### WORK INSTRUCTIONS
Write out the material again exactly, please, and omit the pictures.

• • • •

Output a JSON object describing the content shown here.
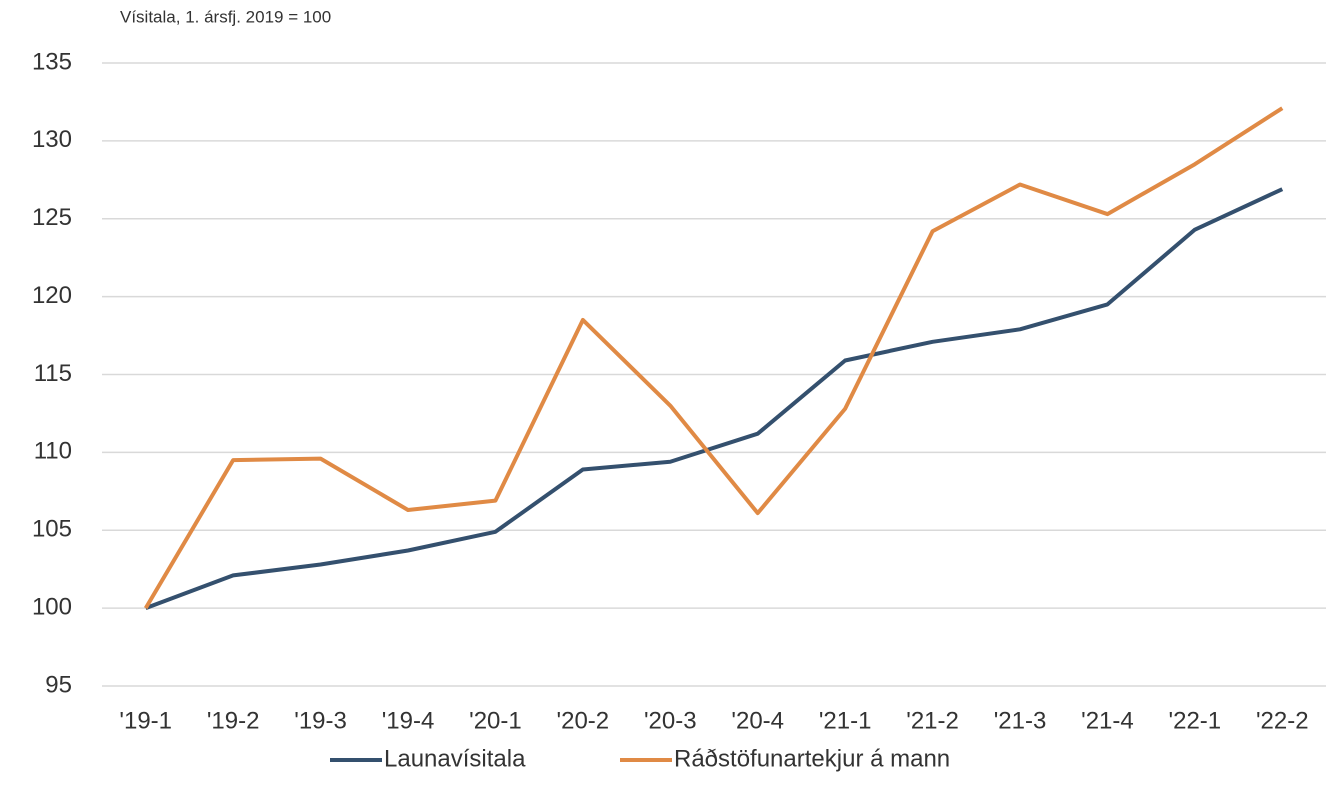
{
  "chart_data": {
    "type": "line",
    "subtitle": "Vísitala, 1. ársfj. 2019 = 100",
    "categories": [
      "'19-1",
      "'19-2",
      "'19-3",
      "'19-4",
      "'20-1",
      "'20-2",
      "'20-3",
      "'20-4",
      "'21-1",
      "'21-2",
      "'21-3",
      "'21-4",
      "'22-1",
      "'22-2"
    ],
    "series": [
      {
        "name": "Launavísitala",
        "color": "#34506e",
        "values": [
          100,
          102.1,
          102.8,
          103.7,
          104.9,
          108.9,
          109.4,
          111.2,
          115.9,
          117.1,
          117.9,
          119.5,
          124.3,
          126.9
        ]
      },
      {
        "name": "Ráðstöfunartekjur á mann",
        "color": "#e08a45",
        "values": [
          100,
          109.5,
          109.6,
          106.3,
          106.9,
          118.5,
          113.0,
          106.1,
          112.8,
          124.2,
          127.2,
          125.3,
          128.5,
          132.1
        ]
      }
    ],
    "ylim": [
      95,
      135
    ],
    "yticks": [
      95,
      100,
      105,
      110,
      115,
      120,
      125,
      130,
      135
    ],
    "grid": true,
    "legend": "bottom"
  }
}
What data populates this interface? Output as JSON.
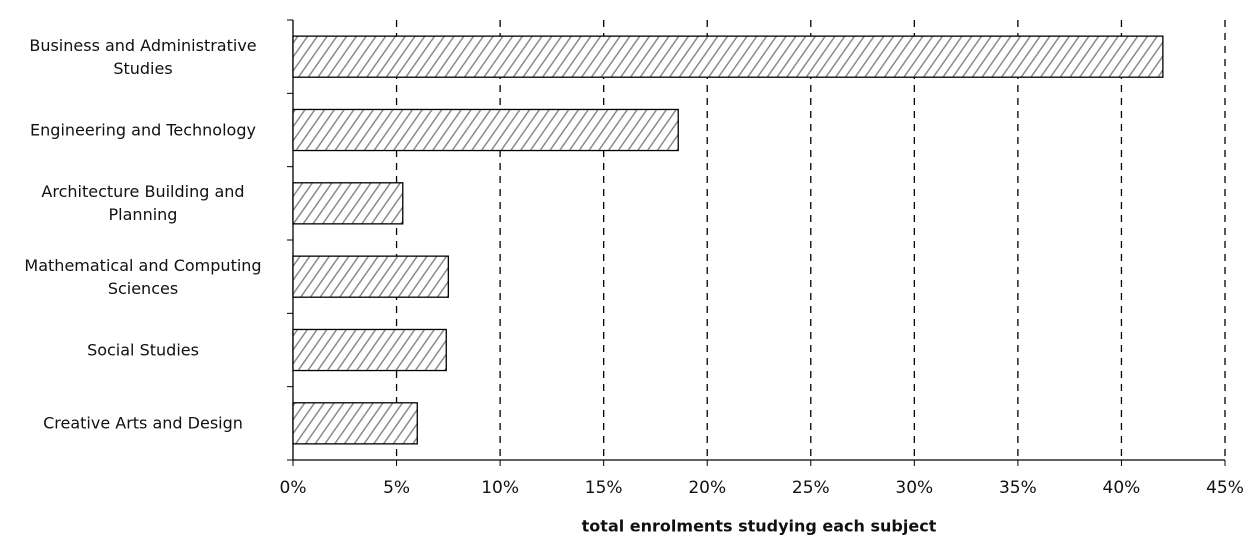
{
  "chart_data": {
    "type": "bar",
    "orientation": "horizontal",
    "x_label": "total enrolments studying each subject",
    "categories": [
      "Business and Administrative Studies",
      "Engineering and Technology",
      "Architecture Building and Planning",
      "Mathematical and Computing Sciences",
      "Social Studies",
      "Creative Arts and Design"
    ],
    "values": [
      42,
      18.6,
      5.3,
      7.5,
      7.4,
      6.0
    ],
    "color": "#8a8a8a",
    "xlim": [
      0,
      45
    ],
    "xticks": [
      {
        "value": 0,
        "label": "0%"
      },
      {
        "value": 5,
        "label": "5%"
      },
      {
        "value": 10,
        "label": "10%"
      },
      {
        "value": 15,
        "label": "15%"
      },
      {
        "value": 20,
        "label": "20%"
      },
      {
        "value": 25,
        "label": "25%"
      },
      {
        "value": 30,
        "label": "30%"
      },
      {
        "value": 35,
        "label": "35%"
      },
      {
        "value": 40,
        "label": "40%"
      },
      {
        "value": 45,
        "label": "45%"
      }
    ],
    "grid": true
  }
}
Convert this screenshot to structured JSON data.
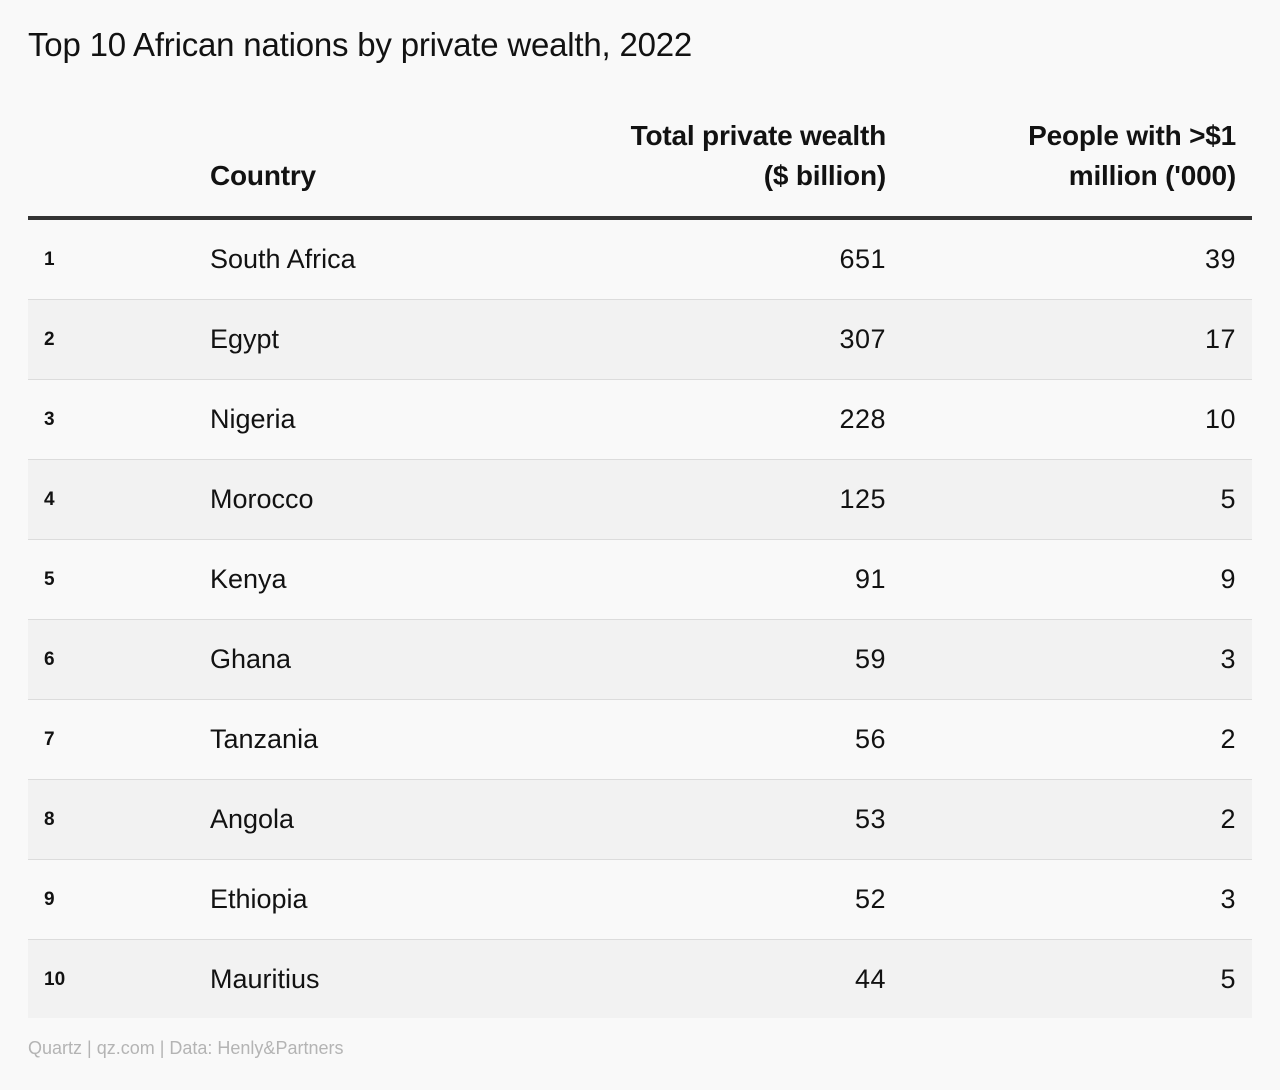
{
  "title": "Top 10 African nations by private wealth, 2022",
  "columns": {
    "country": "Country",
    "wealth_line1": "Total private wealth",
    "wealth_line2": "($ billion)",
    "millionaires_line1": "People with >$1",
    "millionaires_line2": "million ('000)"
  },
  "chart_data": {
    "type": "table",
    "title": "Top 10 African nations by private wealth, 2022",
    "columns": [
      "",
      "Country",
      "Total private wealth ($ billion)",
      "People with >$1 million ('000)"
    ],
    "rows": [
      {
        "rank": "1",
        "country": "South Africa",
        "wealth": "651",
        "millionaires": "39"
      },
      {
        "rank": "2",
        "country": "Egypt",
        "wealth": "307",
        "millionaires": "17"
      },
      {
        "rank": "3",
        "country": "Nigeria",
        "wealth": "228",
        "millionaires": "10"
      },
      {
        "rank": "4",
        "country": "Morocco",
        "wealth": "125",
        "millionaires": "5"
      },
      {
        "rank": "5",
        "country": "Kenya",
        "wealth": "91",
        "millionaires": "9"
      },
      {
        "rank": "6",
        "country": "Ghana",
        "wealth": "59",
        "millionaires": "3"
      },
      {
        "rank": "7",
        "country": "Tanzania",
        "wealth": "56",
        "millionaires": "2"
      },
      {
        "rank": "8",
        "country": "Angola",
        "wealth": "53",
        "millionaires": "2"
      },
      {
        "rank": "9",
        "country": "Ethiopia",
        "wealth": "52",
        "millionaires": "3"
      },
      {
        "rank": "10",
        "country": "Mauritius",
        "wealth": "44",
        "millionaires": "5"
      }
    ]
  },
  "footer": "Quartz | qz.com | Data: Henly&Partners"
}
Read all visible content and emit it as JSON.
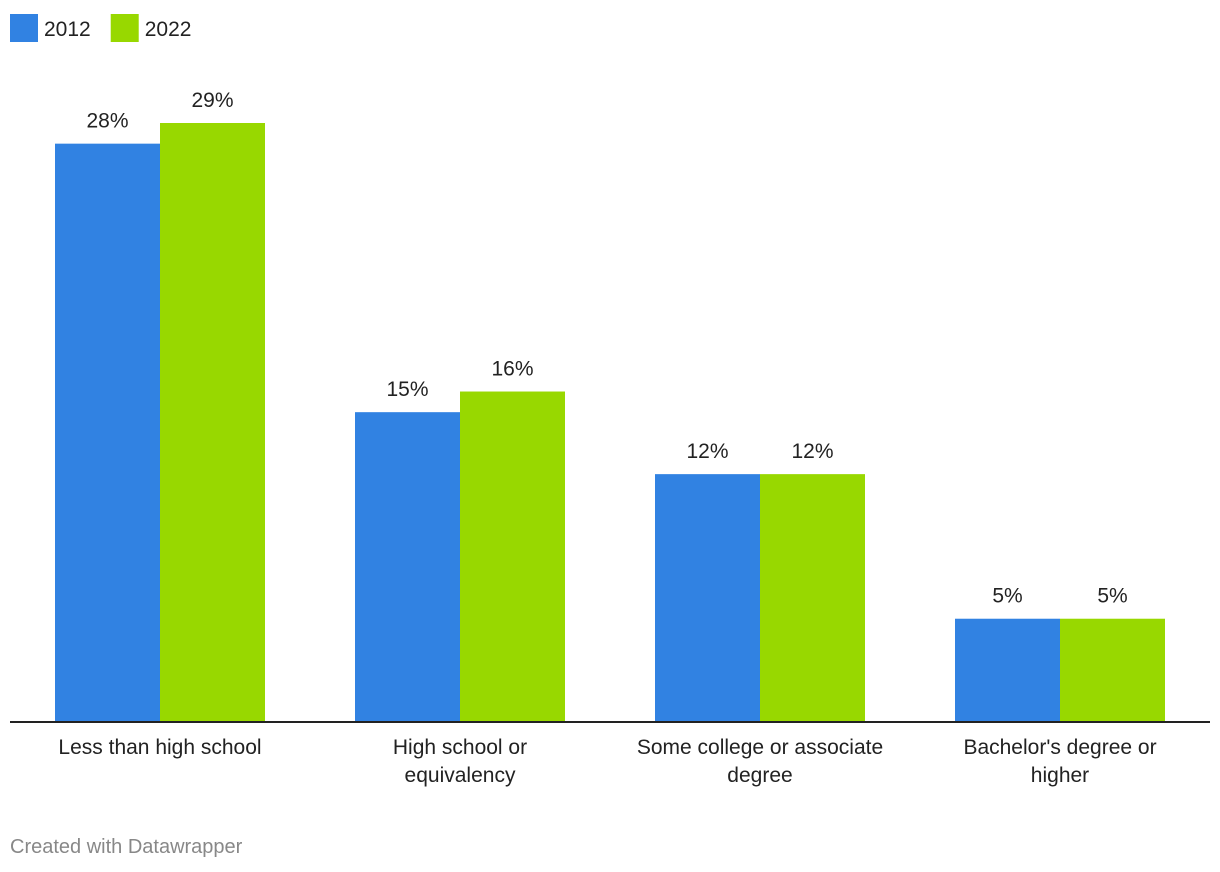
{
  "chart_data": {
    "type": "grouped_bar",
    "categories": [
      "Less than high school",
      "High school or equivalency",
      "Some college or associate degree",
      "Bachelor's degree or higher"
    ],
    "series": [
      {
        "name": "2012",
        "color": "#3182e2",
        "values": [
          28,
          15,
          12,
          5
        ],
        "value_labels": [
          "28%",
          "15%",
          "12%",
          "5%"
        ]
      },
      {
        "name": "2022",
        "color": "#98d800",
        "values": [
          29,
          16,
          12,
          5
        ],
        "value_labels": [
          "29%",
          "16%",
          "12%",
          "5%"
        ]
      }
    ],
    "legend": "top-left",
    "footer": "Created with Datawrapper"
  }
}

• • • •

### WORKED SOLUTION
Output a JSON object describing the content shown here.
{
  "chart_data": {
    "type": "line",
    "subtitle": "Vísitala, 1. ársfj. 2019 = 100",
    "categories": [
      "'19-1",
      "'19-2",
      "'19-3",
      "'19-4",
      "'20-1",
      "'20-2",
      "'20-3",
      "'20-4",
      "'21-1",
      "'21-2",
      "'21-3",
      "'21-4",
      "'22-1",
      "'22-2"
    ],
    "series": [
      {
        "name": "Launavísitala",
        "color": "#34506e",
        "values": [
          100,
          102.1,
          102.8,
          103.7,
          104.9,
          108.9,
          109.4,
          111.2,
          115.9,
          117.1,
          117.9,
          119.5,
          124.3,
          126.9
        ]
      },
      {
        "name": "Ráðstöfunartekjur á mann",
        "color": "#e08a45",
        "values": [
          100,
          109.5,
          109.6,
          106.3,
          106.9,
          118.5,
          113.0,
          106.1,
          112.8,
          124.2,
          127.2,
          125.3,
          128.5,
          132.1
        ]
      }
    ],
    "ylim": [
      95,
      135
    ],
    "yticks": [
      95,
      100,
      105,
      110,
      115,
      120,
      125,
      130,
      135
    ],
    "grid": true,
    "legend": "bottom"
  }
}
What data populates this interface? Output as JSON.
{
  "chart_data": {
    "type": "bar",
    "orientation": "horizontal",
    "x_label": "total enrolments studying each subject",
    "categories": [
      "Business and Administrative Studies",
      "Engineering and Technology",
      "Architecture Building and Planning",
      "Mathematical and Computing Sciences",
      "Social Studies",
      "Creative Arts and Design"
    ],
    "values": [
      42,
      18.6,
      5.3,
      7.5,
      7.4,
      6.0
    ],
    "color": "#8a8a8a",
    "xlim": [
      0,
      45
    ],
    "xticks": [
      {
        "value": 0,
        "label": "0%"
      },
      {
        "value": 5,
        "label": "5%"
      },
      {
        "value": 10,
        "label": "10%"
      },
      {
        "value": 15,
        "label": "15%"
      },
      {
        "value": 20,
        "label": "20%"
      },
      {
        "value": 25,
        "label": "25%"
      },
      {
        "value": 30,
        "label": "30%"
      },
      {
        "value": 35,
        "label": "35%"
      },
      {
        "value": 40,
        "label": "40%"
      },
      {
        "value": 45,
        "label": "45%"
      }
    ],
    "grid": true
  }
}
Convert this screenshot to structured JSON data.
{
  "title": "Top 10 African nations by private wealth, 2022",
  "columns": {
    "country": "Country",
    "wealth_line1": "Total private wealth",
    "wealth_line2": "($ billion)",
    "millionaires_line1": "People with >$1",
    "millionaires_line2": "million ('000)"
  },
  "chart_data": {
    "type": "table",
    "title": "Top 10 African nations by private wealth, 2022",
    "columns": [
      "",
      "Country",
      "Total private wealth ($ billion)",
      "People with >$1 million ('000)"
    ],
    "rows": [
      {
        "rank": "1",
        "country": "South Africa",
        "wealth": "651",
        "millionaires": "39"
      },
      {
        "rank": "2",
        "country": "Egypt",
        "wealth": "307",
        "millionaires": "17"
      },
      {
        "rank": "3",
        "country": "Nigeria",
        "wealth": "228",
        "millionaires": "10"
      },
      {
        "rank": "4",
        "country": "Morocco",
        "wealth": "125",
        "millionaires": "5"
      },
      {
        "rank": "5",
        "country": "Kenya",
        "wealth": "91",
        "millionaires": "9"
      },
      {
        "rank": "6",
        "country": "Ghana",
        "wealth": "59",
        "millionaires": "3"
      },
      {
        "rank": "7",
        "country": "Tanzania",
        "wealth": "56",
        "millionaires": "2"
      },
      {
        "rank": "8",
        "country": "Angola",
        "wealth": "53",
        "millionaires": "2"
      },
      {
        "rank": "9",
        "country": "Ethiopia",
        "wealth": "52",
        "millionaires": "3"
      },
      {
        "rank": "10",
        "country": "Mauritius",
        "wealth": "44",
        "millionaires": "5"
      }
    ]
  },
  "footer": "Quartz | qz.com | Data: Henly&Partners"
}
Read all visible content and emit it as JSON.
{
  "chart_data": {
    "type": "grouped_bar",
    "categories": [
      "Less than high school",
      "High school or equivalency",
      "Some college or associate degree",
      "Bachelor's degree or higher"
    ],
    "series": [
      {
        "name": "2012",
        "color": "#3182e2",
        "values": [
          28,
          15,
          12,
          5
        ],
        "value_labels": [
          "28%",
          "15%",
          "12%",
          "5%"
        ]
      },
      {
        "name": "2022",
        "color": "#98d800",
        "values": [
          29,
          16,
          12,
          5
        ],
        "value_labels": [
          "29%",
          "16%",
          "12%",
          "5%"
        ]
      }
    ],
    "legend": "top-left",
    "footer": "Created with Datawrapper"
  }
}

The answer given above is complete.